# GIVEN EXERCISE
Copy out word for word the lines of the items below, from the line with "List every element" to the line with "y-tick-label: 10^-6: [0, 153, 30, 166]", including both of those lines.

# SUPPLIED RECORDS
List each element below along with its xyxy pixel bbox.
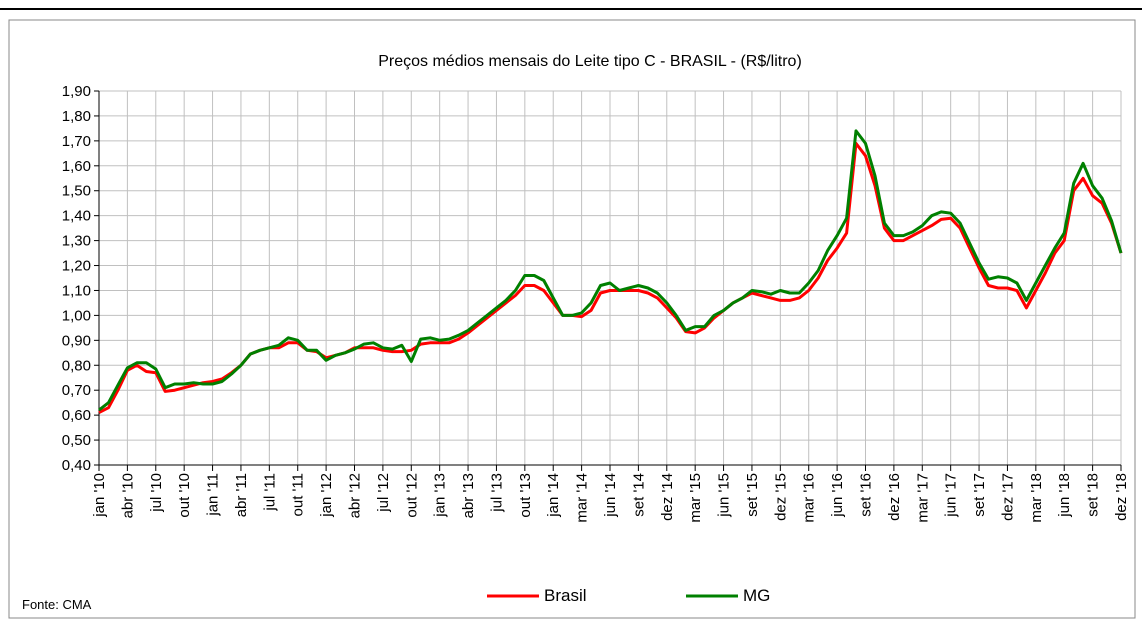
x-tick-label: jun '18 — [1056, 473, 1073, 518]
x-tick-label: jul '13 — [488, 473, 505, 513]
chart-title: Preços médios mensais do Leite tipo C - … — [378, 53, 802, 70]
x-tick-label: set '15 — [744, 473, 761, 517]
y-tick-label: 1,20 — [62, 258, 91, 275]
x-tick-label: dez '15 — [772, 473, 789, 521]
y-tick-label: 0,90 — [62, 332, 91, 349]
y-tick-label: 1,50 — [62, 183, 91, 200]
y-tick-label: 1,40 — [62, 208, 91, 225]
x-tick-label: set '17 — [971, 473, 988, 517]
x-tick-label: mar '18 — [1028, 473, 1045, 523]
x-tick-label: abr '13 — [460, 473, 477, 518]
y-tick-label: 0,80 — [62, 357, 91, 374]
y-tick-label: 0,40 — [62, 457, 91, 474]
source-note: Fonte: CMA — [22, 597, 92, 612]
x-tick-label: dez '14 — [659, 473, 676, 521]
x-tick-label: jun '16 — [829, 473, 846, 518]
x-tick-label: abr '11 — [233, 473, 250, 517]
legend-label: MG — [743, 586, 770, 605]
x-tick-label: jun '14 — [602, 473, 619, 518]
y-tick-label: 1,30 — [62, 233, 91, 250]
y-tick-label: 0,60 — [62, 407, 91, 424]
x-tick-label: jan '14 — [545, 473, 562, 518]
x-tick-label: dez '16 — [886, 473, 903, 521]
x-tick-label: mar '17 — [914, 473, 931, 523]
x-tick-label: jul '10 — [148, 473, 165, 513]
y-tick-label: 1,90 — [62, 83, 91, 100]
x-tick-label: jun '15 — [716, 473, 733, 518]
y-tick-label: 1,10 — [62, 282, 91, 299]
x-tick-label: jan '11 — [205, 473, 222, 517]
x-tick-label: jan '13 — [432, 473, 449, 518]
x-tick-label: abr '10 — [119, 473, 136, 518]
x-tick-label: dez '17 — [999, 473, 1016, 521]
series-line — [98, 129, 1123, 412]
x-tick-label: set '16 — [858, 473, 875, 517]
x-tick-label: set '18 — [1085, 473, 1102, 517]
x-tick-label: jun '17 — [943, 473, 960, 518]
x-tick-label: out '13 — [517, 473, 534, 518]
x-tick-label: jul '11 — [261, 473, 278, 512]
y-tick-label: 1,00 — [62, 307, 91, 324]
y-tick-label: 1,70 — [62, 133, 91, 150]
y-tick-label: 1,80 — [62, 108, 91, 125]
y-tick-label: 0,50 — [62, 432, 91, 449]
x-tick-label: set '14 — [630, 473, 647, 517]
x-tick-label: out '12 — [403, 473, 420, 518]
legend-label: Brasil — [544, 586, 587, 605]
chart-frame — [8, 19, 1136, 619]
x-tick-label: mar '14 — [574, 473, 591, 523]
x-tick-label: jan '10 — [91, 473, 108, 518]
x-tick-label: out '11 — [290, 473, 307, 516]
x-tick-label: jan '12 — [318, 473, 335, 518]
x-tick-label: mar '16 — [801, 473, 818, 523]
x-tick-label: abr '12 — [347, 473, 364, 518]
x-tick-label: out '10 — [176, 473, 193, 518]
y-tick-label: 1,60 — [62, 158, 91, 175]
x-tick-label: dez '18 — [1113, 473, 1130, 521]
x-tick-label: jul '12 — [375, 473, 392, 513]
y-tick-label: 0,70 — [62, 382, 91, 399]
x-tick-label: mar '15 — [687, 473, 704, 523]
---
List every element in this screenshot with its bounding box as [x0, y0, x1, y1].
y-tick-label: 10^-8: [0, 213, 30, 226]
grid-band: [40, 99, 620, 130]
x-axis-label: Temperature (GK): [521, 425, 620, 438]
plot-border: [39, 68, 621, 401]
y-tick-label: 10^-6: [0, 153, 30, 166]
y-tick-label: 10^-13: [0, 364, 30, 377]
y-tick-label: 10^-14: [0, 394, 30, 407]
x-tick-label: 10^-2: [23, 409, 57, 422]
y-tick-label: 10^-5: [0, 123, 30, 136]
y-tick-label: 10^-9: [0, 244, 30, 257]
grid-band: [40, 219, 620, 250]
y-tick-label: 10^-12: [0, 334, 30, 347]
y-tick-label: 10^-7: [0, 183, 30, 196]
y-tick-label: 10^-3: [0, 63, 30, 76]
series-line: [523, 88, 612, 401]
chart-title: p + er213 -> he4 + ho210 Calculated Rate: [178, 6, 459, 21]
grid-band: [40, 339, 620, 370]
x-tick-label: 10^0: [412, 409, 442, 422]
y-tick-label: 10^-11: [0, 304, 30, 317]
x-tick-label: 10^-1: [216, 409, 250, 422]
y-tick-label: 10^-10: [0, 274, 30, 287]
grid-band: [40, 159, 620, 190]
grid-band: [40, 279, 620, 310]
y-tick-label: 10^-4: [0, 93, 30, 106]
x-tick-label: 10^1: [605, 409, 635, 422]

# ANSWER TO THE EXERCISE
List every element in this screenshot with its bounding box as [x0, y0, x1, y1].
y-tick-label: 10^-8: [0, 213, 30, 226]
grid-band: [40, 99, 620, 130]
x-axis-label: Temperature (GK): [521, 425, 620, 438]
plot-border: [39, 68, 621, 401]
y-tick-label: 10^-6: [0, 153, 30, 166]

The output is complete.